• [Structured figure records]
***

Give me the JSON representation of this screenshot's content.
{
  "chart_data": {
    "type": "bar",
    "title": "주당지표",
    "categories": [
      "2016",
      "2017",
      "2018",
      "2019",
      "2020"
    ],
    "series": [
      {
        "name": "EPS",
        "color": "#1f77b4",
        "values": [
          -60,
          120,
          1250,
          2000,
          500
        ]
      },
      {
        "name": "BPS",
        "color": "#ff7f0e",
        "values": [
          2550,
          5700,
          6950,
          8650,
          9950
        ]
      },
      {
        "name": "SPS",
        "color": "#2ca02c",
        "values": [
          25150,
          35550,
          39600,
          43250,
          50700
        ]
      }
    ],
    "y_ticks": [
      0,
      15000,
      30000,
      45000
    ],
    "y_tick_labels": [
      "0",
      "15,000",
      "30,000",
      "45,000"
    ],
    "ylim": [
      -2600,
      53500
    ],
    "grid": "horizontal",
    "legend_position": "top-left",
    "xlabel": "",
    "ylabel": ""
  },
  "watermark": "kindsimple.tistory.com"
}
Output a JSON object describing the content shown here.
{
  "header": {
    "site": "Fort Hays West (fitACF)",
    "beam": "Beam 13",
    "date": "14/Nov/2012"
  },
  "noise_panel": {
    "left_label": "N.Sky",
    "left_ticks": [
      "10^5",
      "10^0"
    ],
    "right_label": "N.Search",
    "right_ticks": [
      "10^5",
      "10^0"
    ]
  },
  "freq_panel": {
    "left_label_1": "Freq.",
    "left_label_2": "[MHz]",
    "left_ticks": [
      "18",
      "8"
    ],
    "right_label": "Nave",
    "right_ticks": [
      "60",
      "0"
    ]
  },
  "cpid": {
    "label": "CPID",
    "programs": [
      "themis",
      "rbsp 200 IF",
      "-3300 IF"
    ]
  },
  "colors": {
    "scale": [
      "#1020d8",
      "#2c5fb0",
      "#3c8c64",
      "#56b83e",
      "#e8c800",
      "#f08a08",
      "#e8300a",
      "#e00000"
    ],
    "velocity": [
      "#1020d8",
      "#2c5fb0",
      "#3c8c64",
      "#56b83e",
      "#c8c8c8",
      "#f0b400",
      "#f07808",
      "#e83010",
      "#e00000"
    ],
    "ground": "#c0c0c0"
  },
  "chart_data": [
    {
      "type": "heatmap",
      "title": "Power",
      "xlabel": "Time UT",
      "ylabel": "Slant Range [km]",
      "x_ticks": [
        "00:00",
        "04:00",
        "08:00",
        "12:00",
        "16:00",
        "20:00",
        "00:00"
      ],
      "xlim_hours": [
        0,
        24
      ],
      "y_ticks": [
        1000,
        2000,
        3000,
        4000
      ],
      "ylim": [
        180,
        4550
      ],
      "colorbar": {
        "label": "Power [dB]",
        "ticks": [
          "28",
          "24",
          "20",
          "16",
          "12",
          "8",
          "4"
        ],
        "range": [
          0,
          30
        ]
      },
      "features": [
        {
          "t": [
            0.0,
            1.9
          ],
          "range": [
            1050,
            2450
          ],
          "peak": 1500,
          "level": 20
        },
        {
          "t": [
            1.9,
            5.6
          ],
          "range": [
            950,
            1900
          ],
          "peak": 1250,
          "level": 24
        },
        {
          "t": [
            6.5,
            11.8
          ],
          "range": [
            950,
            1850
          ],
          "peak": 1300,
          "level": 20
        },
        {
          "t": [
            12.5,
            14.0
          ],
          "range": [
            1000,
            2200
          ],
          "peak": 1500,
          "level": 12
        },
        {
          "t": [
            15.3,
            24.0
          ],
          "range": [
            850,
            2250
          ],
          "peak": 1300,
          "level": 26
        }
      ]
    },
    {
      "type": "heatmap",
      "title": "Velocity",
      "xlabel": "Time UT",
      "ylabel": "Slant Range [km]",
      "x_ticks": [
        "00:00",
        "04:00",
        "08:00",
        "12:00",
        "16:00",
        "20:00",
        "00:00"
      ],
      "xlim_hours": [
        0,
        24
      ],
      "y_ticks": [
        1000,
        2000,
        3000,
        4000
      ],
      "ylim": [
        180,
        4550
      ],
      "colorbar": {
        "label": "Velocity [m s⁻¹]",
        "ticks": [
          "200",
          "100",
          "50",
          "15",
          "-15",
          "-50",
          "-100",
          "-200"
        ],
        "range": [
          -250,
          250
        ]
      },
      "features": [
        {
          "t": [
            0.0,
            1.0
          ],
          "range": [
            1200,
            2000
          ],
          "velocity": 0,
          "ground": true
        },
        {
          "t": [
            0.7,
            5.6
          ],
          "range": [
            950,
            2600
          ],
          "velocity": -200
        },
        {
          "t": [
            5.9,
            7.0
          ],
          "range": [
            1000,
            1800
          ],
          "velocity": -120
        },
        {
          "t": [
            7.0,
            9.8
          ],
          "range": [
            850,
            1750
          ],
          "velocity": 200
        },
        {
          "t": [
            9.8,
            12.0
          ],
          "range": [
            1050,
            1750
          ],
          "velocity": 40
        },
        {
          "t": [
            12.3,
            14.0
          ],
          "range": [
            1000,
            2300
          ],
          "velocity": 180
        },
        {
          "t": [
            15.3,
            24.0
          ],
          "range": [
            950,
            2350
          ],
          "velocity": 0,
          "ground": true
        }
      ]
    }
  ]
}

***

• [YOUR TASK]
Write out all records exactly, keeping every detail.

• [FINAL ANSWER]
Give me the JSON representation of this screenshot's content.
{
  "chart_data": {
    "type": "bar",
    "title": "주당지표",
    "categories": [
      "2016",
      "2017",
      "2018",
      "2019",
      "2020"
    ],
    "series": [
      {
        "name": "EPS",
        "color": "#1f77b4",
        "values": [
          -60,
          120,
          1250,
          2000,
          500
        ]
      },
      {
        "name": "BPS",
        "color": "#ff7f0e",
        "values": [
          2550,
          5700,
          6950,
          8650,
          9950
        ]
      },
      {
        "name": "SPS",
        "color": "#2ca02c",
        "values": [
          25150,
          35550,
          39600,
          43250,
          50700
        ]
      }
    ],
    "y_ticks": [
      0,
      15000,
      30000,
      45000
    ],
    "y_tick_labels": [
      "0",
      "15,000",
      "30,000",
      "45,000"
    ],
    "ylim": [
      -2600,
      53500
    ],
    "grid": "horizontal",
    "legend_position": "top-left",
    "xlabel": "",
    "ylabel": ""
  },
  "watermark": "kindsimple.tistory.com"
}
Output a JSON object describing the content shown here.
{
  "header": {
    "site": "Fort Hays West (fitACF)",
    "beam": "Beam 13",
    "date": "14/Nov/2012"
  },
  "noise_panel": {
    "left_label": "N.Sky",
    "left_ticks": [
      "10^5",
      "10^0"
    ],
    "right_label": "N.Search",
    "right_ticks": [
      "10^5",
      "10^0"
    ]
  },
  "freq_panel": {
    "left_label_1": "Freq.",
    "left_label_2": "[MHz]",
    "left_ticks": [
      "18",
      "8"
    ],
    "right_label": "Nave",
    "right_ticks": [
      "60",
      "0"
    ]
  },
  "cpid": {
    "label": "CPID",
    "programs": [
      "themis",
      "rbsp 200 IF",
      "-3300 IF"
    ]
  },
  "colors": {
    "scale": [
      "#1020d8",
      "#2c5fb0",
      "#3c8c64",
      "#56b83e",
      "#e8c800",
      "#f08a08",
      "#e8300a",
      "#e00000"
    ],
    "velocity": [
      "#1020d8",
      "#2c5fb0",
      "#3c8c64",
      "#56b83e",
      "#c8c8c8",
      "#f0b400",
      "#f07808",
      "#e83010",
      "#e00000"
    ],
    "ground": "#c0c0c0"
  },
  "chart_data": [
    {
      "type": "heatmap",
      "title": "Power",
      "xlabel": "Time UT",
      "ylabel": "Slant Range [km]",
      "x_ticks": [
        "00:00",
        "04:00",
        "08:00",
        "12:00",
        "16:00",
        "20:00",
        "00:00"
      ],
      "xlim_hours": [
        0,
        24
      ],
      "y_ticks": [
        1000,
        2000,
        3000,
        4000
      ],
      "ylim": [
        180,
        4550
      ],
      "colorbar": {
        "label": "Power [dB]",
        "ticks": [
          "28",
          "24",
          "20",
          "16",
          "12",
          "8",
          "4"
        ],
        "range": [
          0,
          30
        ]
      },
      "features": [
        {
          "t": [
            0.0,
            1.9
          ],
          "range": [
            1050,
            2450
          ],
          "peak": 1500,
          "level": 20
        },
        {
          "t": [
            1.9,
            5.6
          ],
          "range": [
            950,
            1900
          ],
          "peak": 1250,
          "level": 24
        },
        {
          "t": [
            6.5,
            11.8
          ],
          "range": [
            950,
            1850
          ],
          "peak": 1300,
          "level": 20
        },
        {
          "t": [
            12.5,
            14.0
          ],
          "range": [
            1000,
            2200
          ],
          "peak": 1500,
          "level": 12
        },
        {
          "t": [
            15.3,
            24.0
          ],
          "range": [
            850,
            2250
          ],
          "peak": 1300,
          "level": 26
        }
      ]
    },
    {
      "type": "heatmap",
      "title": "Velocity",
      "xlabel": "Time UT",
      "ylabel": "Slant Range [km]",
      "x_ticks": [
        "00:00",
        "04:00",
        "08:00",
        "12:00",
        "16:00",
        "20:00",
        "00:00"
      ],
      "xlim_hours": [
        0,
        24
      ],
      "y_ticks": [
        1000,
        2000,
        3000,
        4000
      ],
      "ylim": [
        180,
        4550
      ],
      "colorbar": {
        "label": "Velocity [m s⁻¹]",
        "ticks": [
          "200",
          "100",
          "50",
          "15",
          "-15",
          "-50",
          "-100",
          "-200"
        ],
        "range": [
          -250,
          250
        ]
      },
      "features": [
        {
          "t": [
            0.0,
            1.0
          ],
          "range": [
            1200,
            2000
          ],
          "velocity": 0,
          "ground": true
        },
        {
          "t": [
            0.7,
            5.6
          ],
          "range": [
            950,
            2600
          ],
          "velocity": -200
        },
        {
          "t": [
            5.9,
            7.0
          ],
          "range": [
            1000,
            1800
          ],
          "velocity": -120
        },
        {
          "t": [
            7.0,
            9.8
          ],
          "range": [
            850,
            1750
          ],
          "velocity": 200
        },
        {
          "t": [
            9.8,
            12.0
          ],
          "range": [
            1050,
            1750
          ],
          "velocity": 40
        },
        {
          "t": [
            12.3,
            14.0
          ],
          "range": [
            1000,
            2300
          ],
          "velocity": 180
        },
        {
          "t": [
            15.3,
            24.0
          ],
          "range": [
            950,
            2350
          ],
          "velocity": 0,
          "ground": true
        }
      ]
    }
  ]
}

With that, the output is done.